PROBLEM DETAILS: Find and copy every line in the records that includes the string "color".

Data records
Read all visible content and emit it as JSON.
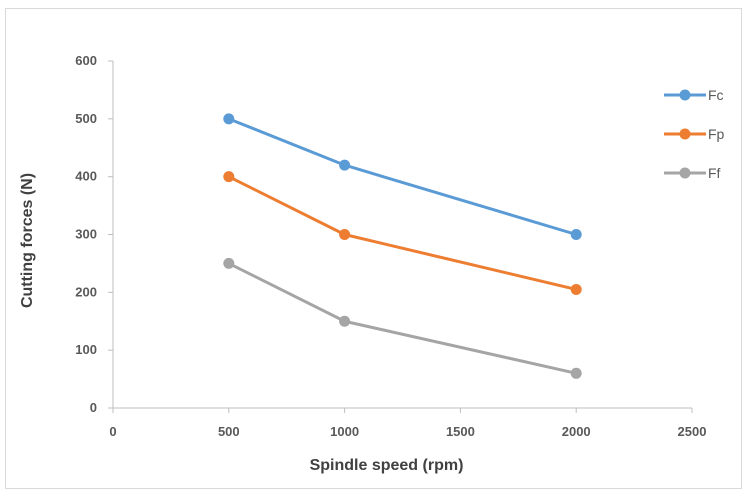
{
  "chart_data": {
    "type": "line",
    "title": "",
    "xlabel": "Spindle speed (rpm)",
    "ylabel": "Cutting forces (N)",
    "xlim": [
      0,
      2500
    ],
    "ylim": [
      0,
      600
    ],
    "x_ticks": [
      "0",
      "500",
      "1000",
      "1500",
      "2000",
      "2500"
    ],
    "y_ticks": [
      "0",
      "100",
      "200",
      "300",
      "400",
      "500",
      "600"
    ],
    "grid": false,
    "legend_position": "right",
    "x": [
      500,
      1000,
      2000
    ],
    "series": [
      {
        "name": "Fc",
        "color": "#5b9bd5",
        "values": [
          500,
          420,
          300
        ]
      },
      {
        "name": "Fp",
        "color": "#ed7d31",
        "values": [
          400,
          300,
          205
        ]
      },
      {
        "name": "Ff",
        "color": "#a5a5a5",
        "values": [
          250,
          150,
          60
        ]
      }
    ]
  }
}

SOLUTION TO THIS PROBLEM:
        "color": "#5b9bd5",
        "color": "#ed7d31",
        "color": "#a5a5a5",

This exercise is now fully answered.